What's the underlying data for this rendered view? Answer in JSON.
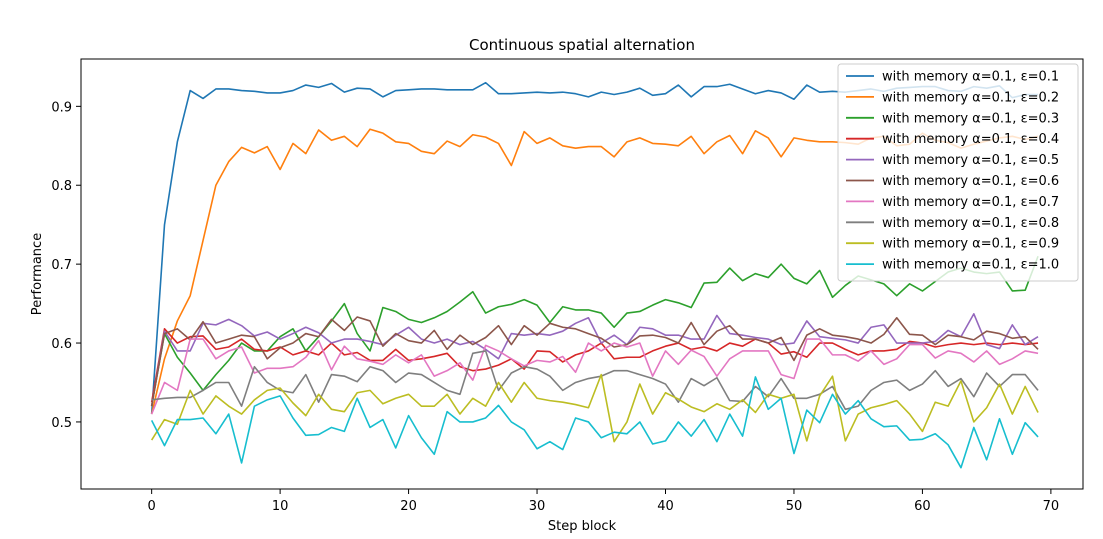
{
  "chart_data": {
    "type": "line",
    "title": "Continuous spatial alternation",
    "xlabel": "Step block",
    "ylabel": "Performance",
    "xlim": [
      -5.5,
      72.5
    ],
    "ylim": [
      0.415,
      0.96
    ],
    "xticks": [
      0,
      10,
      20,
      30,
      40,
      50,
      60,
      70
    ],
    "yticks": [
      0.5,
      0.6,
      0.7,
      0.8,
      0.9
    ],
    "ytick_labels": [
      "0.5",
      "0.6",
      "0.7",
      "0.8",
      "0.9"
    ],
    "grid": false,
    "legend_position": "top-right",
    "x": [
      0,
      1,
      2,
      3,
      4,
      5,
      6,
      7,
      8,
      9,
      10,
      11,
      12,
      13,
      14,
      15,
      16,
      17,
      18,
      19,
      20,
      21,
      22,
      23,
      24,
      25,
      26,
      27,
      28,
      29,
      30,
      31,
      32,
      33,
      34,
      35,
      36,
      37,
      38,
      39,
      40,
      41,
      42,
      43,
      44,
      45,
      46,
      47,
      48,
      49,
      50,
      51,
      52,
      53,
      54,
      55,
      56,
      57,
      58,
      59,
      60,
      61,
      62,
      63,
      64,
      65,
      66,
      67,
      68,
      69
    ],
    "series": [
      {
        "name": "with memory α=0.1, ε=0.1",
        "color": "#1f77b4",
        "values": [
          0.51,
          0.75,
          0.855,
          0.92,
          0.91,
          0.922,
          0.922,
          0.92,
          0.919,
          0.917,
          0.917,
          0.92,
          0.927,
          0.924,
          0.929,
          0.918,
          0.923,
          0.922,
          0.912,
          0.92,
          0.921,
          0.922,
          0.922,
          0.921,
          0.921,
          0.921,
          0.93,
          0.916,
          0.916,
          0.917,
          0.918,
          0.917,
          0.918,
          0.916,
          0.912,
          0.918,
          0.915,
          0.918,
          0.923,
          0.914,
          0.916,
          0.927,
          0.912,
          0.925,
          0.925,
          0.928,
          0.922,
          0.916,
          0.92,
          0.917,
          0.909,
          0.927,
          0.918,
          0.919,
          0.918,
          0.92,
          0.922,
          0.919,
          0.923,
          0.924,
          0.925,
          0.925,
          0.92,
          0.919,
          0.925,
          0.923,
          0.926,
          0.911,
          0.915,
          0.915
        ]
      },
      {
        "name": "with memory α=0.1, ε=0.2",
        "color": "#ff7f0e",
        "values": [
          0.51,
          0.58,
          0.628,
          0.66,
          0.73,
          0.8,
          0.83,
          0.848,
          0.841,
          0.849,
          0.82,
          0.853,
          0.84,
          0.87,
          0.857,
          0.862,
          0.849,
          0.871,
          0.866,
          0.855,
          0.853,
          0.843,
          0.84,
          0.856,
          0.849,
          0.864,
          0.861,
          0.853,
          0.825,
          0.868,
          0.853,
          0.86,
          0.85,
          0.847,
          0.849,
          0.849,
          0.836,
          0.855,
          0.86,
          0.853,
          0.852,
          0.85,
          0.862,
          0.84,
          0.855,
          0.863,
          0.84,
          0.869,
          0.86,
          0.836,
          0.86,
          0.857,
          0.855,
          0.855,
          0.854,
          0.852,
          0.86,
          0.862,
          0.85,
          0.852,
          0.866,
          0.857,
          0.854,
          0.847,
          0.852,
          0.856,
          0.86,
          0.862,
          0.858,
          0.862
        ]
      },
      {
        "name": "with memory α=0.1, ε=0.3",
        "color": "#2ca02c",
        "values": [
          0.52,
          0.612,
          0.582,
          0.562,
          0.54,
          0.56,
          0.578,
          0.6,
          0.59,
          0.59,
          0.608,
          0.618,
          0.59,
          0.608,
          0.628,
          0.65,
          0.612,
          0.59,
          0.645,
          0.64,
          0.63,
          0.626,
          0.632,
          0.64,
          0.652,
          0.665,
          0.638,
          0.646,
          0.649,
          0.655,
          0.648,
          0.626,
          0.646,
          0.642,
          0.642,
          0.638,
          0.62,
          0.638,
          0.64,
          0.648,
          0.655,
          0.651,
          0.645,
          0.676,
          0.677,
          0.695,
          0.679,
          0.688,
          0.683,
          0.7,
          0.682,
          0.675,
          0.692,
          0.658,
          0.673,
          0.685,
          0.68,
          0.675,
          0.66,
          0.675,
          0.666,
          0.678,
          0.69,
          0.695,
          0.69,
          0.688,
          0.69,
          0.666,
          0.667,
          0.71
        ]
      },
      {
        "name": "with memory α=0.1, ε=0.4",
        "color": "#d62728",
        "values": [
          0.525,
          0.618,
          0.6,
          0.608,
          0.609,
          0.592,
          0.595,
          0.605,
          0.592,
          0.59,
          0.595,
          0.585,
          0.59,
          0.585,
          0.6,
          0.585,
          0.588,
          0.578,
          0.578,
          0.592,
          0.578,
          0.58,
          0.583,
          0.587,
          0.57,
          0.565,
          0.567,
          0.572,
          0.58,
          0.567,
          0.59,
          0.589,
          0.576,
          0.585,
          0.59,
          0.6,
          0.58,
          0.582,
          0.582,
          0.59,
          0.596,
          0.6,
          0.592,
          0.595,
          0.59,
          0.6,
          0.596,
          0.605,
          0.6,
          0.586,
          0.589,
          0.582,
          0.6,
          0.6,
          0.592,
          0.585,
          0.59,
          0.59,
          0.592,
          0.602,
          0.6,
          0.595,
          0.598,
          0.6,
          0.598,
          0.6,
          0.598,
          0.6,
          0.598,
          0.6
        ]
      },
      {
        "name": "with memory α=0.1, ε=0.5",
        "color": "#9467bd",
        "values": [
          0.52,
          0.615,
          0.59,
          0.59,
          0.625,
          0.623,
          0.63,
          0.622,
          0.609,
          0.614,
          0.605,
          0.612,
          0.62,
          0.613,
          0.6,
          0.605,
          0.605,
          0.602,
          0.598,
          0.61,
          0.62,
          0.605,
          0.6,
          0.605,
          0.598,
          0.602,
          0.592,
          0.58,
          0.612,
          0.61,
          0.612,
          0.61,
          0.615,
          0.625,
          0.632,
          0.6,
          0.61,
          0.598,
          0.62,
          0.618,
          0.61,
          0.61,
          0.605,
          0.605,
          0.635,
          0.612,
          0.61,
          0.607,
          0.605,
          0.598,
          0.6,
          0.628,
          0.608,
          0.606,
          0.604,
          0.6,
          0.62,
          0.623,
          0.6,
          0.6,
          0.6,
          0.602,
          0.616,
          0.608,
          0.637,
          0.598,
          0.593,
          0.623,
          0.598,
          0.608
        ]
      },
      {
        "name": "with memory α=0.1, ε=0.6",
        "color": "#8c564b",
        "values": [
          0.52,
          0.612,
          0.618,
          0.604,
          0.627,
          0.6,
          0.605,
          0.61,
          0.608,
          0.58,
          0.594,
          0.6,
          0.612,
          0.608,
          0.63,
          0.616,
          0.633,
          0.628,
          0.596,
          0.612,
          0.603,
          0.6,
          0.616,
          0.592,
          0.61,
          0.598,
          0.607,
          0.622,
          0.598,
          0.622,
          0.61,
          0.625,
          0.62,
          0.618,
          0.612,
          0.606,
          0.595,
          0.598,
          0.609,
          0.61,
          0.607,
          0.6,
          0.626,
          0.598,
          0.615,
          0.622,
          0.605,
          0.605,
          0.6,
          0.607,
          0.578,
          0.61,
          0.618,
          0.61,
          0.608,
          0.605,
          0.6,
          0.611,
          0.632,
          0.611,
          0.61,
          0.598,
          0.61,
          0.608,
          0.604,
          0.615,
          0.612,
          0.606,
          0.608,
          0.592
        ]
      },
      {
        "name": "with memory α=0.1, ε=0.7",
        "color": "#e377c2",
        "values": [
          0.51,
          0.55,
          0.54,
          0.605,
          0.605,
          0.58,
          0.59,
          0.595,
          0.562,
          0.568,
          0.568,
          0.57,
          0.582,
          0.603,
          0.566,
          0.596,
          0.58,
          0.577,
          0.573,
          0.585,
          0.575,
          0.585,
          0.558,
          0.565,
          0.575,
          0.553,
          0.597,
          0.59,
          0.58,
          0.571,
          0.578,
          0.576,
          0.583,
          0.563,
          0.6,
          0.59,
          0.6,
          0.595,
          0.6,
          0.558,
          0.59,
          0.573,
          0.591,
          0.583,
          0.558,
          0.58,
          0.59,
          0.59,
          0.59,
          0.56,
          0.555,
          0.605,
          0.605,
          0.585,
          0.585,
          0.577,
          0.59,
          0.573,
          0.58,
          0.598,
          0.598,
          0.581,
          0.59,
          0.587,
          0.576,
          0.59,
          0.573,
          0.58,
          0.59,
          0.587
        ]
      },
      {
        "name": "with memory α=0.1, ε=0.8",
        "color": "#7f7f7f",
        "values": [
          0.528,
          0.53,
          0.531,
          0.531,
          0.54,
          0.55,
          0.55,
          0.52,
          0.57,
          0.55,
          0.54,
          0.537,
          0.56,
          0.525,
          0.56,
          0.558,
          0.551,
          0.57,
          0.565,
          0.55,
          0.562,
          0.56,
          0.55,
          0.54,
          0.535,
          0.587,
          0.59,
          0.54,
          0.562,
          0.57,
          0.567,
          0.558,
          0.54,
          0.55,
          0.555,
          0.558,
          0.565,
          0.565,
          0.56,
          0.555,
          0.548,
          0.525,
          0.555,
          0.546,
          0.556,
          0.527,
          0.526,
          0.545,
          0.532,
          0.555,
          0.53,
          0.53,
          0.535,
          0.545,
          0.516,
          0.52,
          0.54,
          0.55,
          0.553,
          0.54,
          0.548,
          0.565,
          0.545,
          0.555,
          0.532,
          0.562,
          0.545,
          0.56,
          0.56,
          0.54
        ]
      },
      {
        "name": "with memory α=0.1, ε=0.9",
        "color": "#bcbd22",
        "values": [
          0.477,
          0.503,
          0.497,
          0.54,
          0.51,
          0.533,
          0.52,
          0.51,
          0.528,
          0.54,
          0.543,
          0.524,
          0.508,
          0.535,
          0.516,
          0.513,
          0.537,
          0.54,
          0.523,
          0.53,
          0.535,
          0.52,
          0.52,
          0.535,
          0.51,
          0.53,
          0.52,
          0.55,
          0.525,
          0.55,
          0.53,
          0.527,
          0.525,
          0.522,
          0.518,
          0.56,
          0.475,
          0.5,
          0.548,
          0.51,
          0.537,
          0.529,
          0.519,
          0.513,
          0.523,
          0.516,
          0.528,
          0.512,
          0.535,
          0.53,
          0.535,
          0.476,
          0.533,
          0.558,
          0.476,
          0.51,
          0.518,
          0.522,
          0.527,
          0.51,
          0.488,
          0.525,
          0.52,
          0.552,
          0.5,
          0.518,
          0.548,
          0.51,
          0.545,
          0.512
        ]
      },
      {
        "name": "with memory α=0.1, ε=1.0",
        "color": "#17becf",
        "values": [
          0.502,
          0.47,
          0.503,
          0.503,
          0.505,
          0.485,
          0.51,
          0.448,
          0.52,
          0.528,
          0.533,
          0.505,
          0.483,
          0.484,
          0.493,
          0.488,
          0.53,
          0.493,
          0.503,
          0.467,
          0.508,
          0.48,
          0.459,
          0.513,
          0.5,
          0.5,
          0.505,
          0.521,
          0.5,
          0.49,
          0.466,
          0.475,
          0.465,
          0.505,
          0.5,
          0.48,
          0.487,
          0.485,
          0.5,
          0.472,
          0.476,
          0.5,
          0.482,
          0.503,
          0.475,
          0.51,
          0.482,
          0.557,
          0.516,
          0.53,
          0.46,
          0.515,
          0.499,
          0.535,
          0.51,
          0.527,
          0.504,
          0.494,
          0.495,
          0.477,
          0.478,
          0.485,
          0.471,
          0.442,
          0.493,
          0.452,
          0.504,
          0.459,
          0.499,
          0.481
        ]
      }
    ]
  }
}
##############################
### Problem requirements
Copy the lines from the entries above in which the word "name" appears.

### Task answer
        "name": "with memory α=0.1, ε=0.1",
        "name": "with memory α=0.1, ε=0.2",
        "name": "with memory α=0.1, ε=0.3",
        "name": "with memory α=0.1, ε=0.4",
        "name": "with memory α=0.1, ε=0.5",
        "name": "with memory α=0.1, ε=0.6",
        "name": "with memory α=0.1, ε=0.7",
        "name": "with memory α=0.1, ε=0.8",
        "name": "with memory α=0.1, ε=0.9",
        "name": "with memory α=0.1, ε=1.0",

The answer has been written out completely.